▸ **GIVEN PROBLEM A**
Return the passage of the subselects message starting at "Date: 1998-02-13 20:57:34" and ending at "the optimizer/planner directory?", copied word for word.

▸ **TEXT PROVIDED**

— START —

Re: [HACKERS] Subselects are in CVS...

From: Bruce Momjian <maillist(at)candle(dot)pha(dot)pa(dot)us>
To: vadim(at)sable(dot)krasnoyarsk(dot)su (Vadim B(dot) Mikheev)
Cc: hackers(at)postgreSQL(dot)org
Subject: Re: [HACKERS] Subselects are in CVS...
Date: 1998-02-13 20:57:34
Message-ID: 199802132058.PAA20488@candle.pha.pa.us
Views: Raw Message | Whole Thread | Download mbox | Resend email
Thread:
Lists: pgsql-hackers

Want to add this as a README in the optimizer/planner directory?

>
> This is some implementation notes and opened issues...
>
> First, implementation uses new type of parameters - PARAM_EXEC - to deal
> with correlation Vars. When query_planner() is called, it first tries to
> replace all upper queries Var referenced in current query with Param of
> this type. Some global variables are used to keep mapping of Vars to
> Params and Params to Vars.
>
> After this, all current query' SubLinks are processed: for each SubLink
> found in query' qual union_planner() (old planner() function) will be
> called to plan corresponding subselect (union_planner() calls
> query_planner() for "simple" query and supports UNIONs). After subselect
> are planned, optimizer knows about is this correlated, un-correlated or
> _undirect_ correlated (references some grand-parent Vars but no parent
> ones: uncorrelated from the parent' point of view) query.
>
> For uncorrelated and undirect correlated subqueries of EXPRession or
> EXISTS type SubLinks will be replaced with "normal" clauses from
> SubLink->Oper list (I changed this list to be list of EXPR nodes,
> not just Oper ones). Right sides of these nodes are replaced with
> PARAM_EXEC parameters. This is second use of new parameter type.
> At run-time these parameters get value from result of subquery
> evaluation (i.e. - from target list of subquery). Execution plan of
> subquery itself becomes init plan of parent query. InitPlan knows
> what parameters are to get values from subquery' results and will be
> executed "on-demand" (for query select * from table where x > 0 and
> y > (select max(a) from table_a) subquery will not be executed at all
> if there are no tuples with x > 0 _and_ y is not used in index scan).
>
> SubLinks for subqueries of all other types are transformed into
> new type of Expr node - SUBPLAN_EXPR. Expr->args are just correlation
> variables from _parent_ query. Expr->oper is new SubPlan node.
>
> This node is used for InitPlan too. It keeps subquery range table,
> indices of Params which are to get value from _parent_ query Vars
> (i.e. - from Expr->args), indices of Params into which subquery'
> results are to be substituted (this is for InitPlans), SubLink
> and subquery' execution plan.

— END —

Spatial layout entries
— START —

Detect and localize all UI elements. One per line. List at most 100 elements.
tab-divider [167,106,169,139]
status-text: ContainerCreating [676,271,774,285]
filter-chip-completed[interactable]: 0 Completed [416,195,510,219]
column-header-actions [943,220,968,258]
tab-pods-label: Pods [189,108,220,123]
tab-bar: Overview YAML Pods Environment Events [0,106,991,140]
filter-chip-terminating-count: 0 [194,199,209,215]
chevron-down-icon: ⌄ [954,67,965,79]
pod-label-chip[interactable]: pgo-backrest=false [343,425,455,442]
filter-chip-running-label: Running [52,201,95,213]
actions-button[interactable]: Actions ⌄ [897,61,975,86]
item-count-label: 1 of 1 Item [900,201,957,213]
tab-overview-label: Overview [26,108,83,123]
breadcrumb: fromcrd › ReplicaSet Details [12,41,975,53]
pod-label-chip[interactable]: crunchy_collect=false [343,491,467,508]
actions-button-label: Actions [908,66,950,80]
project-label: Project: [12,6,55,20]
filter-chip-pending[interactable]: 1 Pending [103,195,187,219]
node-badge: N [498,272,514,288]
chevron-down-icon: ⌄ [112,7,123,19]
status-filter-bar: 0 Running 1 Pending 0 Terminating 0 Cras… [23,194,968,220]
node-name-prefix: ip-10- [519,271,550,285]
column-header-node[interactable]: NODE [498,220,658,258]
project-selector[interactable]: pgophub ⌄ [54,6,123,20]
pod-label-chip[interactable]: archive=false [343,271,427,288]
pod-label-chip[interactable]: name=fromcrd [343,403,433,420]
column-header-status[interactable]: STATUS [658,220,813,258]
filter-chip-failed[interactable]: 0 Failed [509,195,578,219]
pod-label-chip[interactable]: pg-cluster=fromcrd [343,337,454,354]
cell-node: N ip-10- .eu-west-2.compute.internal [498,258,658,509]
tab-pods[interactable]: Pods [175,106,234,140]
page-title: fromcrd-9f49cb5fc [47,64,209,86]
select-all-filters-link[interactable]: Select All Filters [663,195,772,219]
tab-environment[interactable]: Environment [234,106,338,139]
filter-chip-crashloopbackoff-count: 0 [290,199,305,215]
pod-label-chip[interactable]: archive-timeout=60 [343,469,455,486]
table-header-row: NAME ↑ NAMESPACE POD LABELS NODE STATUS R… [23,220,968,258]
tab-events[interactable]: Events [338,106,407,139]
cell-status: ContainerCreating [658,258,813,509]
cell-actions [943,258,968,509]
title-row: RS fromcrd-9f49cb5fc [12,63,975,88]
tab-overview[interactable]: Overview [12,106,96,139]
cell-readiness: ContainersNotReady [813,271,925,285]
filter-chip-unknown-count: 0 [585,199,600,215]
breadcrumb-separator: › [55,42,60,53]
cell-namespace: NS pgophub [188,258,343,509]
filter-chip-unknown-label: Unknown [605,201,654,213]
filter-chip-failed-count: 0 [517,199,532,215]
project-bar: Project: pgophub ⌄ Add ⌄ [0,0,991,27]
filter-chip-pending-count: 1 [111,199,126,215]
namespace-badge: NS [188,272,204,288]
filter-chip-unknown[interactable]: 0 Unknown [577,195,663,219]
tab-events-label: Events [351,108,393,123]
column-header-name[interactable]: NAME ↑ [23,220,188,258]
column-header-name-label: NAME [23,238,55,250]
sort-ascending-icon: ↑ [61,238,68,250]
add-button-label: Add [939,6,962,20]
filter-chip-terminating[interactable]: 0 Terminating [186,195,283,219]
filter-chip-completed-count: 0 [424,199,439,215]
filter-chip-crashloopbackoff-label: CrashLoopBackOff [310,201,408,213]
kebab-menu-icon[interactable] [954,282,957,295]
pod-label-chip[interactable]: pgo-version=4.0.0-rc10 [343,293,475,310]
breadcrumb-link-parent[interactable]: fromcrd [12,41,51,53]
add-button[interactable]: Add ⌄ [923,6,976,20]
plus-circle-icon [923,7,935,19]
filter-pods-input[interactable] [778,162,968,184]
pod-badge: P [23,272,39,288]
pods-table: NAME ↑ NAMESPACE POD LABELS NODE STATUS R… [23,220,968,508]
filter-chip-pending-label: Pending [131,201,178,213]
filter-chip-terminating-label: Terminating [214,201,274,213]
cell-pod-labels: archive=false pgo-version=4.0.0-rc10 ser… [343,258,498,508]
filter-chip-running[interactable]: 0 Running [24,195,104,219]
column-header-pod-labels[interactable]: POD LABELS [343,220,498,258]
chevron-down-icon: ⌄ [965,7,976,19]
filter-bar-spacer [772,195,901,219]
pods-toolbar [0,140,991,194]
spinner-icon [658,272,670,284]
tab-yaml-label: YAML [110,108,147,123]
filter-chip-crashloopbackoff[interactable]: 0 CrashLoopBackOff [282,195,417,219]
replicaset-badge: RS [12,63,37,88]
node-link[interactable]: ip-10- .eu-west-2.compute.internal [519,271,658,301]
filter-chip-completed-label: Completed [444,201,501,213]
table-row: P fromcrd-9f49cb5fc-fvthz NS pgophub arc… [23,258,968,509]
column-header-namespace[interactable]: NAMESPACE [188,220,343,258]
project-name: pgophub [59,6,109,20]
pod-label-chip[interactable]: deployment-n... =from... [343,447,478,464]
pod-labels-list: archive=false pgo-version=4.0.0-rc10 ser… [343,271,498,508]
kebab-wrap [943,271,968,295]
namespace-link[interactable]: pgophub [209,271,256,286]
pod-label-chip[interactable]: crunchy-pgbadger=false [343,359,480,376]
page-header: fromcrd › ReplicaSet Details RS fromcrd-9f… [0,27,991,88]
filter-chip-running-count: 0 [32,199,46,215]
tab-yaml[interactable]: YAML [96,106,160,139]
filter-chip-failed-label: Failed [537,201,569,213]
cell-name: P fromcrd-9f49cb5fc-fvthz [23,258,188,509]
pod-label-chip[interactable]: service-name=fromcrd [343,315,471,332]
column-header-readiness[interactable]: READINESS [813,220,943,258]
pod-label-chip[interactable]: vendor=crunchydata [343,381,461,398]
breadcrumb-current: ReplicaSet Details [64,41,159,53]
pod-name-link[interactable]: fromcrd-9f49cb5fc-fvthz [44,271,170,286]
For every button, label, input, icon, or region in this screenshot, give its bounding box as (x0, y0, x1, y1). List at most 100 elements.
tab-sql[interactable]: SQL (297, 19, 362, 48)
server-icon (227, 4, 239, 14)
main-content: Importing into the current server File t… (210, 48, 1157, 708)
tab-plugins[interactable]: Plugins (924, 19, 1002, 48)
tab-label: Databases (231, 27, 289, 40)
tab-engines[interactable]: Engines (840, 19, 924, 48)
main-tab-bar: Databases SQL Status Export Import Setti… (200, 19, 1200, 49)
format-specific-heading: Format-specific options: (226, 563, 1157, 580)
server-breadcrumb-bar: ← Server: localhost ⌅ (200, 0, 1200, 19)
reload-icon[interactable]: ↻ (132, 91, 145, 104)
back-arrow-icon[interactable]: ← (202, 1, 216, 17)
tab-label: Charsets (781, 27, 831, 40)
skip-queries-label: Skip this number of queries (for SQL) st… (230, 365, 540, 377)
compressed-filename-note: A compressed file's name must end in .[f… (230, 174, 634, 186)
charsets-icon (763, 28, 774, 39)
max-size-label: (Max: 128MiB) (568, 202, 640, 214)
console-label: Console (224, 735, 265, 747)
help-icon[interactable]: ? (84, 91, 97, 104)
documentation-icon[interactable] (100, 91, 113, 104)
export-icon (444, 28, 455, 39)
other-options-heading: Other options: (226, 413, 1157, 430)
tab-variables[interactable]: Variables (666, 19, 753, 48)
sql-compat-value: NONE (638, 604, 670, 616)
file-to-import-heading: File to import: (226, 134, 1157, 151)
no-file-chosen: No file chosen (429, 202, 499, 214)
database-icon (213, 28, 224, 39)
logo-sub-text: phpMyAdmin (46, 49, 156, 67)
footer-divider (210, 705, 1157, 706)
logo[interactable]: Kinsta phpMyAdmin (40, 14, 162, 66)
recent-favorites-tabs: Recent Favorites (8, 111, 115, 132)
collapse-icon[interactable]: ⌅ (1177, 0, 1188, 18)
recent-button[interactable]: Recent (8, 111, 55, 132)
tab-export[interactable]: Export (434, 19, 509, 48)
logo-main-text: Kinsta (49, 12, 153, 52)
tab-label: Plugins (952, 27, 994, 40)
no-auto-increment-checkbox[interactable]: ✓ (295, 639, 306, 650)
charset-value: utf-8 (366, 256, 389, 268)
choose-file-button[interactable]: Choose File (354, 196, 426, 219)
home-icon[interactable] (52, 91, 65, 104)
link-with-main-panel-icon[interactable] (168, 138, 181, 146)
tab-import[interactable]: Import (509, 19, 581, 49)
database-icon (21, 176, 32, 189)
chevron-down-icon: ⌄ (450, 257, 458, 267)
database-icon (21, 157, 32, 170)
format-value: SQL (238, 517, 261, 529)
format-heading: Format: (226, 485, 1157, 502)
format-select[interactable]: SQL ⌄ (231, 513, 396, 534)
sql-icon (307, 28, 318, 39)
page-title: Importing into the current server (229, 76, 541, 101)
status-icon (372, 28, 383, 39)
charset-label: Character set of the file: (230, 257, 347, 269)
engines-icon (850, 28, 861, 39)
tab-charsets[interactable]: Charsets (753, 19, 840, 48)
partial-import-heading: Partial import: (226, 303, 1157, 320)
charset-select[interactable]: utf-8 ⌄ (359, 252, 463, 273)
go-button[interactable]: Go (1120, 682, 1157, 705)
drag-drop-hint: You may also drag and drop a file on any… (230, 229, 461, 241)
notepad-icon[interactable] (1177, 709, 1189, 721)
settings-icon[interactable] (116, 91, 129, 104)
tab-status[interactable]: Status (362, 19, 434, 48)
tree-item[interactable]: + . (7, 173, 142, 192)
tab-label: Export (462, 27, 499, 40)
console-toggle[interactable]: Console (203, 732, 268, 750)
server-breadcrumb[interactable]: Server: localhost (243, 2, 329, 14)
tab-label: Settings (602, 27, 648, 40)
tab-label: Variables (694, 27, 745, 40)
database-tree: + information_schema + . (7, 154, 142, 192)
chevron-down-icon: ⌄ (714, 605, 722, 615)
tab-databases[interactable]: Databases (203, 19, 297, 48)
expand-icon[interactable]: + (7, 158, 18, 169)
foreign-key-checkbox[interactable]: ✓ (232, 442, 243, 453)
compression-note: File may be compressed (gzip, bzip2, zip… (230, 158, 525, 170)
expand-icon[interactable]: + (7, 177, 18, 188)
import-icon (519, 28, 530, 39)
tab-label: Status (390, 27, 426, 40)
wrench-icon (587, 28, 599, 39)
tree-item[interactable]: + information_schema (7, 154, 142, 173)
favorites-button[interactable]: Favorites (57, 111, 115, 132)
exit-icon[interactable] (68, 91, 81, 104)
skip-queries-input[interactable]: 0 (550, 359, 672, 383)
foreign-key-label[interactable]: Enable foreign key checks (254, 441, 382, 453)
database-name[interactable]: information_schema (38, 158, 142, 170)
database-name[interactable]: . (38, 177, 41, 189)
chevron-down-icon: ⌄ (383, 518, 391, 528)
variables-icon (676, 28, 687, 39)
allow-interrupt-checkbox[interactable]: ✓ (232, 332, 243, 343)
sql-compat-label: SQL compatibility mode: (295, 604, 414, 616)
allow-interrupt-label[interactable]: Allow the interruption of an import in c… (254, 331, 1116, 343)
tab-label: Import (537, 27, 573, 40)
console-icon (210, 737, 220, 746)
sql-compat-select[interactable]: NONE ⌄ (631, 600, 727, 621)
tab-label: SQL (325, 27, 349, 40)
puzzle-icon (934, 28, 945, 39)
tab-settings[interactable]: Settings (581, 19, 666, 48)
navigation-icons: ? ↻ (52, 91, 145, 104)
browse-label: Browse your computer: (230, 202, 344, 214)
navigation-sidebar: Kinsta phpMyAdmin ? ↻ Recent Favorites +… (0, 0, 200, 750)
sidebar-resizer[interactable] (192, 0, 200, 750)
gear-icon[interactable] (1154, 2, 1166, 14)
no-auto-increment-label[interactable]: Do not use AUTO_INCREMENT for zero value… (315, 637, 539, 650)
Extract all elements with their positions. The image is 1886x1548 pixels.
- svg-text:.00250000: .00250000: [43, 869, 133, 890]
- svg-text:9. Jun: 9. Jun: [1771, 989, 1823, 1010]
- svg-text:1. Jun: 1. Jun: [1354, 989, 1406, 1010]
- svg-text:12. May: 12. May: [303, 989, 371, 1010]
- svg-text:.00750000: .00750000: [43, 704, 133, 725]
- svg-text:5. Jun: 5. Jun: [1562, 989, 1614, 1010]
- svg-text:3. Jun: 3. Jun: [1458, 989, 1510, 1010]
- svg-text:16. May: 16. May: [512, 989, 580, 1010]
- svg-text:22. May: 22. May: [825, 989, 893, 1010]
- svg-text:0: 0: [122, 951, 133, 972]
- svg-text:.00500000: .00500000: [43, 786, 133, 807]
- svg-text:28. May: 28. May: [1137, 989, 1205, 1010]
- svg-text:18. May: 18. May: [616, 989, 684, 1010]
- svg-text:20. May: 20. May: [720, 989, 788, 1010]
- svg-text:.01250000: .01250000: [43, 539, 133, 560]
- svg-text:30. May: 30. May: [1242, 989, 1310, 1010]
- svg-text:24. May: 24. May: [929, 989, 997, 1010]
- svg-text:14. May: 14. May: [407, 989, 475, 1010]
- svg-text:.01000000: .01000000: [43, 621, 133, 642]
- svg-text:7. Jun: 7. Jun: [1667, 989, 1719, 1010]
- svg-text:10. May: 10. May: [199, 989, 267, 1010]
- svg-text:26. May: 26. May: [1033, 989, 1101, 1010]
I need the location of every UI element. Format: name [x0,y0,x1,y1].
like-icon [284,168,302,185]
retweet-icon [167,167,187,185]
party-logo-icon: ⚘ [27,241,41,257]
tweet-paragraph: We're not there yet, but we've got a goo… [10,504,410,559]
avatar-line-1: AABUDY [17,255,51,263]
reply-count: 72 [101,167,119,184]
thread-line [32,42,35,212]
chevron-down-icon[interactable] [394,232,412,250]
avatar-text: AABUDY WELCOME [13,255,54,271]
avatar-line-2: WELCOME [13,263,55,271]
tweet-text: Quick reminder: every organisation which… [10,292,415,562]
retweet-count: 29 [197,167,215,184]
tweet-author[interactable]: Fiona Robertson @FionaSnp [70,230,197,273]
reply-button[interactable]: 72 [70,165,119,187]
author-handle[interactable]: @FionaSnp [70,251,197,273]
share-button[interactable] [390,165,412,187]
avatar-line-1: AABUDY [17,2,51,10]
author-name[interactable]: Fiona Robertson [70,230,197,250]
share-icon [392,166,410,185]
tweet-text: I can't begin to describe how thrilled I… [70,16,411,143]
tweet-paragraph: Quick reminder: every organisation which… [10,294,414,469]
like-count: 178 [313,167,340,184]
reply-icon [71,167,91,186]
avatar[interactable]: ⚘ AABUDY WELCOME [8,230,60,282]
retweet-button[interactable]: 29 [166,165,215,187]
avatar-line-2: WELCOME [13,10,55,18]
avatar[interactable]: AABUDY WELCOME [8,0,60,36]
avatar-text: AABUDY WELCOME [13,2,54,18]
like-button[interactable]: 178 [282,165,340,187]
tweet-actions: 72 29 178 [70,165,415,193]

— END —

▸ **GIVEN PROBLEM B**
In the listing, starting at its first line and ending at the line containing "filter-chip-running-label: Running [52,201,95,213]", switch "interactable" to "clickable" and give back only those lines, with nothing else altered.

▸ **WRITTEN REPLY A**
Date: 1998-02-13 20:57:34
Message-ID: 199802132058.PAA20488@candle.pha.pa.us
Views: Raw Message | Whole Thread | Download mbox | Resend email
Thread:
Lists: pgsql-hackers

Want to add this as a README in the optimizer/planner directory?

▸ **WRITTEN REPLY B**
Detect and localize all UI elements. One per line. List at most 100 elements.
tab-divider [167,106,169,139]
status-text: ContainerCreating [676,271,774,285]
filter-chip-completed[clickable]: 0 Completed [416,195,510,219]
column-header-actions [943,220,968,258]
tab-pods-label: Pods [189,108,220,123]
tab-bar: Overview YAML Pods Environment Events [0,106,991,140]
filter-chip-terminating-count: 0 [194,199,209,215]
chevron-down-icon: ⌄ [954,67,965,79]
pod-label-chip[clickable]: pgo-backrest=false [343,425,455,442]
filter-chip-running-label: Running [52,201,95,213]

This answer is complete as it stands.